**Direction:** Find the string "buổi" and gather every line that holds it.

(Stored records)
:::

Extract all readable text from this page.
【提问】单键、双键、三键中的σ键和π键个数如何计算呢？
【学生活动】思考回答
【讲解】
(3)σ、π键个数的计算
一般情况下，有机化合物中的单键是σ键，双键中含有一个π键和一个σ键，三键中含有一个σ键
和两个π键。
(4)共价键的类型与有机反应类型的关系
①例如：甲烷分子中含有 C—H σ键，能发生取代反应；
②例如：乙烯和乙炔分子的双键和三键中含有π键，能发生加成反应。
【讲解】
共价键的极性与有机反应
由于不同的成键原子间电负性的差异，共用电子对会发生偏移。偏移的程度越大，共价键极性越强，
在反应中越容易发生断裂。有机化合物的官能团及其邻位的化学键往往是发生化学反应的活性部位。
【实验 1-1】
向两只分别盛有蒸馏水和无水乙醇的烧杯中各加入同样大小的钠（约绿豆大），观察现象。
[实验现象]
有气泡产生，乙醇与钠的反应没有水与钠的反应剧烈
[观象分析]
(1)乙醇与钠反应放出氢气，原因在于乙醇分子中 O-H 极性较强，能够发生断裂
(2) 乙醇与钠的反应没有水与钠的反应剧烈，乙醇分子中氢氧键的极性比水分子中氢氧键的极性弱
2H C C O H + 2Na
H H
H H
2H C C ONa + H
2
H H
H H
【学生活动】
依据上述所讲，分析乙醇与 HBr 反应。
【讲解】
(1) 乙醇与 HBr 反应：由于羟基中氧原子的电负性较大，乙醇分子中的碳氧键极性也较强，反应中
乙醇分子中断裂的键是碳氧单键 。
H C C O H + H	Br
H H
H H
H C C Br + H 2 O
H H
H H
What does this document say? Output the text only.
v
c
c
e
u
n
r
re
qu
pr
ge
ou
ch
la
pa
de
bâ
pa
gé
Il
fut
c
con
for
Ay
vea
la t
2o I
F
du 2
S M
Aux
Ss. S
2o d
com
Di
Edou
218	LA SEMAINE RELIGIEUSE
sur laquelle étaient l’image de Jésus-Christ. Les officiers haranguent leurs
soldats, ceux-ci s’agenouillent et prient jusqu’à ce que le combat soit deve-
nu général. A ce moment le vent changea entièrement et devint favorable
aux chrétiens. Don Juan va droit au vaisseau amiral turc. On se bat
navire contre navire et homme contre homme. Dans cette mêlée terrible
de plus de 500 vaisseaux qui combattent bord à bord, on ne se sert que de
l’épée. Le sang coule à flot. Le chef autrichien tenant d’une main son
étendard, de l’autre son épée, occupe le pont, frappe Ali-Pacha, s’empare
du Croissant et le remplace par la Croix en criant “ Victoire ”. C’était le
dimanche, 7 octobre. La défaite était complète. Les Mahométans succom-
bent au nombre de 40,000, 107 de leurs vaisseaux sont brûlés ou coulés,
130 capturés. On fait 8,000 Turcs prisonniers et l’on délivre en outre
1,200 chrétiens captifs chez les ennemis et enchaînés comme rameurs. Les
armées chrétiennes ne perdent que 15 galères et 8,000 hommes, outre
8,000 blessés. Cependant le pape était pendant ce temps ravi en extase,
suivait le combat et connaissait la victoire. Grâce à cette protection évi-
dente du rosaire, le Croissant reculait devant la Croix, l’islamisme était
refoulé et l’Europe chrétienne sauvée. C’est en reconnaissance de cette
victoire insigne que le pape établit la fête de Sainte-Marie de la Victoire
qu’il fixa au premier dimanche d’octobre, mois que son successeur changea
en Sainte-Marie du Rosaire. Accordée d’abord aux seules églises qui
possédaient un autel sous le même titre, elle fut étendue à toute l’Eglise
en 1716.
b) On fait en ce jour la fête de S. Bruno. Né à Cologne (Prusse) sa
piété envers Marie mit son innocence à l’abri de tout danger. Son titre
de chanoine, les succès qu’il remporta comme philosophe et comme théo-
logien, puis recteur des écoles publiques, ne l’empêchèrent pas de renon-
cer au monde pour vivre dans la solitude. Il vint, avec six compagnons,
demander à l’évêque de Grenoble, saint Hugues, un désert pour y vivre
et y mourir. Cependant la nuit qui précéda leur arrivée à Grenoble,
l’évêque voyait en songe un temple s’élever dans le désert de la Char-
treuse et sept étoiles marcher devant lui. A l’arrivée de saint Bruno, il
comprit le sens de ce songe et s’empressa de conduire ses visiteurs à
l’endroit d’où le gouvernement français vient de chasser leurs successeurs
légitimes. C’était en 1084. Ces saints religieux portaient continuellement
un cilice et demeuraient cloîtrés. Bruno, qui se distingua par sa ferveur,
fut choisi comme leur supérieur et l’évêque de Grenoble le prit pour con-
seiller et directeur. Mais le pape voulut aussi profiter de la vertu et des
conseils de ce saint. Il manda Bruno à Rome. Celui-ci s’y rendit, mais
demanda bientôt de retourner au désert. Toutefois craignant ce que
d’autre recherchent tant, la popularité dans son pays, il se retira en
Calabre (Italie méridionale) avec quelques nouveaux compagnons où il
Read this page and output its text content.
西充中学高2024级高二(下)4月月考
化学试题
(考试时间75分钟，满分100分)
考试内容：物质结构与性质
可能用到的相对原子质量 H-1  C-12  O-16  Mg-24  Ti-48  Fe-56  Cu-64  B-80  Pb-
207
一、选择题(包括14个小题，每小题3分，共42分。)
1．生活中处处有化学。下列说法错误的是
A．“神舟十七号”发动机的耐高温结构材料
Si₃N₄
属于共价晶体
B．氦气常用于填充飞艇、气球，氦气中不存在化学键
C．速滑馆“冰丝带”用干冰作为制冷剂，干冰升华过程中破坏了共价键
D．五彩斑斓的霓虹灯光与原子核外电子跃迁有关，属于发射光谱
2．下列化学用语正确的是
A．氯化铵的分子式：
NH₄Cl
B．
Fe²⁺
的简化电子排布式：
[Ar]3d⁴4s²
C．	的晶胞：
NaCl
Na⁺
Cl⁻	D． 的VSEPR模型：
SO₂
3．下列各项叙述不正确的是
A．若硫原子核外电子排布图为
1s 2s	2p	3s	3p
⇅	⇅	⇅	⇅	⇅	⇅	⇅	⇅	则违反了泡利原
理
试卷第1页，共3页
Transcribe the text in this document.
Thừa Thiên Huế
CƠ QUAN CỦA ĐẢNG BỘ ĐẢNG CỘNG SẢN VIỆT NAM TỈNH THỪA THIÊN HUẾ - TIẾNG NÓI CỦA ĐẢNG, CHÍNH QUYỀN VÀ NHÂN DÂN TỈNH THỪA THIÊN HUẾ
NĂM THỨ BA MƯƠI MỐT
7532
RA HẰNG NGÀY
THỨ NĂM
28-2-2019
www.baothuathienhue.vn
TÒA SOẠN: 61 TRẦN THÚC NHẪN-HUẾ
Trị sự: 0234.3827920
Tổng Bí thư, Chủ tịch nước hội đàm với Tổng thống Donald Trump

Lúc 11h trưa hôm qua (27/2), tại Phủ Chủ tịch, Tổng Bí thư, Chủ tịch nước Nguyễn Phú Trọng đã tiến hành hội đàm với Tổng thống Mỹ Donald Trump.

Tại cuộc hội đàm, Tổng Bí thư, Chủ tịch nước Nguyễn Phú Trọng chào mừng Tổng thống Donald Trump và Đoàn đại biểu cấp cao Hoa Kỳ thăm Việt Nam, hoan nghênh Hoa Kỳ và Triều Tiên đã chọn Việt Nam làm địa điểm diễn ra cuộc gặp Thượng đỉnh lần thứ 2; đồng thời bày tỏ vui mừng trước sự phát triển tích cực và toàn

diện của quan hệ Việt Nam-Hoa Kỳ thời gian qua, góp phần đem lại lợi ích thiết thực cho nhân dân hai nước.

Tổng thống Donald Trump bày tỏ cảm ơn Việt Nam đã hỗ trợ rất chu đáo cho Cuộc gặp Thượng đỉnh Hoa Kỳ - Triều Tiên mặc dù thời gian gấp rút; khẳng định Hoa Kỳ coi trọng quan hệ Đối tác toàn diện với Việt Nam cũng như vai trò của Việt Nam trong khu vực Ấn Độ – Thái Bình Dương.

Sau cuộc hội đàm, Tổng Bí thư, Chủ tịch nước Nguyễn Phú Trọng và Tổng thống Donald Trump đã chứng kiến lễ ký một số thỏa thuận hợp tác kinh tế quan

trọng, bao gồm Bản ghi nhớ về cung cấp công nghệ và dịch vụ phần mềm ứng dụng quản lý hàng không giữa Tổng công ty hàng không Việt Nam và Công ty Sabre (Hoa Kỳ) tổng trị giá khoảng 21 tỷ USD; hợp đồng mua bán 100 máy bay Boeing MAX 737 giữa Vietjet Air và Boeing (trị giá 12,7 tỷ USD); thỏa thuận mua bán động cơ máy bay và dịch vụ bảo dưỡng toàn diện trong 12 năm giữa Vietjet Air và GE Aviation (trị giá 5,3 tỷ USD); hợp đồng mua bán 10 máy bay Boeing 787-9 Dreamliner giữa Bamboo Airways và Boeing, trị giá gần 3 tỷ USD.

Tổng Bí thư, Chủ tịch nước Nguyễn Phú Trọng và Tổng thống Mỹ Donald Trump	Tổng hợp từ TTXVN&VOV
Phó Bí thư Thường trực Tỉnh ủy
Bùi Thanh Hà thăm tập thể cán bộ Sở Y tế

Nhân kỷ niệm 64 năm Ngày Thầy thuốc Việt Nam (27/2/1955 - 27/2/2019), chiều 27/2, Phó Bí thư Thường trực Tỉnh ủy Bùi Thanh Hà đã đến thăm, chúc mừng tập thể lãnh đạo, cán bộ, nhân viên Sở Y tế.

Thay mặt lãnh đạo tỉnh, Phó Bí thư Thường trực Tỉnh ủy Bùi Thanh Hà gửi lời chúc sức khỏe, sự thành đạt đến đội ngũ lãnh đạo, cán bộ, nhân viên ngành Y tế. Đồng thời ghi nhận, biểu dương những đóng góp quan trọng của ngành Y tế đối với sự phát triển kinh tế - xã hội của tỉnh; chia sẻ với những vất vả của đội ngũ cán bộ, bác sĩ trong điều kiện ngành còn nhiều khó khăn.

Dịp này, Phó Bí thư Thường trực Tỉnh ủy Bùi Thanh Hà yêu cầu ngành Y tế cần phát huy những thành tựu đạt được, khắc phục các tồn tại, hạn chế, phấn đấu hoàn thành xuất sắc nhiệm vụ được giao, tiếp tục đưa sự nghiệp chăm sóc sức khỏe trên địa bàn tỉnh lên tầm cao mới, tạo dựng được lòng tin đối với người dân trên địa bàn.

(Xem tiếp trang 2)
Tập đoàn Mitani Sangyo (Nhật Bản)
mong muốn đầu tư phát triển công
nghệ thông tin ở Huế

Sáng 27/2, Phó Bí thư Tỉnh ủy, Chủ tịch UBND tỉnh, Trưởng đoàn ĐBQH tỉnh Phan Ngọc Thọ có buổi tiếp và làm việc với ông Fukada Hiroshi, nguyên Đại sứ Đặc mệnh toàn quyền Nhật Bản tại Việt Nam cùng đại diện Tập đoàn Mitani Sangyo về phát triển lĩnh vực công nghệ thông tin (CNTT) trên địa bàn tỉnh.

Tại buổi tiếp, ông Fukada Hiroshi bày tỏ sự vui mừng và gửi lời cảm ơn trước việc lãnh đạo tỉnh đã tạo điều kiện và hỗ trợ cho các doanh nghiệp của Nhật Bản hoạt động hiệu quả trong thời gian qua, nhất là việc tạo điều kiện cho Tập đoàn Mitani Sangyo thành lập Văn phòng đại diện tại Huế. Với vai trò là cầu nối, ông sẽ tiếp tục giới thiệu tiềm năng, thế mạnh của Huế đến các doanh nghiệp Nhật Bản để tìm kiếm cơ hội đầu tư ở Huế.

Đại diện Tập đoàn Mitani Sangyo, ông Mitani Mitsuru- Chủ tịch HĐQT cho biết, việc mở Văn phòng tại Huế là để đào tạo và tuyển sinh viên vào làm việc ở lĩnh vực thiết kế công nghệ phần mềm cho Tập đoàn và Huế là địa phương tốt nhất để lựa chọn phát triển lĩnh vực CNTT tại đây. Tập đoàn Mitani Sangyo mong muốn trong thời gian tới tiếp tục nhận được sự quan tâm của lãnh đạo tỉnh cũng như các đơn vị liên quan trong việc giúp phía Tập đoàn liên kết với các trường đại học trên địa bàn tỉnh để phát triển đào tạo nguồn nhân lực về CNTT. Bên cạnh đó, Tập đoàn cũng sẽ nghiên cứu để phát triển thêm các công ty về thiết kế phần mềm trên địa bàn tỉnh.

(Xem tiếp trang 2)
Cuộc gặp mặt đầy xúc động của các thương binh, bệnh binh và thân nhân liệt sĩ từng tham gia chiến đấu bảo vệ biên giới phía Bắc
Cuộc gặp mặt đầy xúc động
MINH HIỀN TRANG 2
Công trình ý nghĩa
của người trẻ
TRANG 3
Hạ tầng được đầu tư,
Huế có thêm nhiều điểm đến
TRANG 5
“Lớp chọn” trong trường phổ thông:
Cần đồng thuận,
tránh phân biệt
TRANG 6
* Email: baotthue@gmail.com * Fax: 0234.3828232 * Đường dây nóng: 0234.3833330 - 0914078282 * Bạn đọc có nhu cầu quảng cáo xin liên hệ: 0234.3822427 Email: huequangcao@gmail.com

:::

**Reply:**
Sáng 27/2, Phó Bí thư Tỉnh ủy, Chủ tịch UBND tỉnh, Trưởng đoàn ĐBQH tỉnh Phan Ngọc Thọ có buổi tiếp và làm việc với ông Fukada Hiroshi, nguyên Đại sứ Đặc mệnh toàn quyền Nhật Bản tại Việt Nam cùng đại diện Tập đoàn Mitani Sangyo về phát triển lĩnh vực công nghệ thông tin (CNTT) trên địa bàn tỉnh.
Tại buổi tiếp, ông Fukada Hiroshi bày tỏ sự vui mừng và gửi lời cảm ơn trước việc lãnh đạo tỉnh đã tạo điều kiện và hỗ trợ cho các doanh nghiệp của Nhật Bản hoạt động hiệu quả trong thời gian qua, nhất là việc tạo điều kiện cho Tập đoàn Mitani Sangyo thành lập Văn phòng đại diện tại Huế. Với vai trò là cầu nối, ông sẽ tiếp tục giới thiệu tiềm năng, thế mạnh của Huế đến các doanh nghiệp Nhật Bản để tìm kiếm cơ hội đầu tư ở Huế.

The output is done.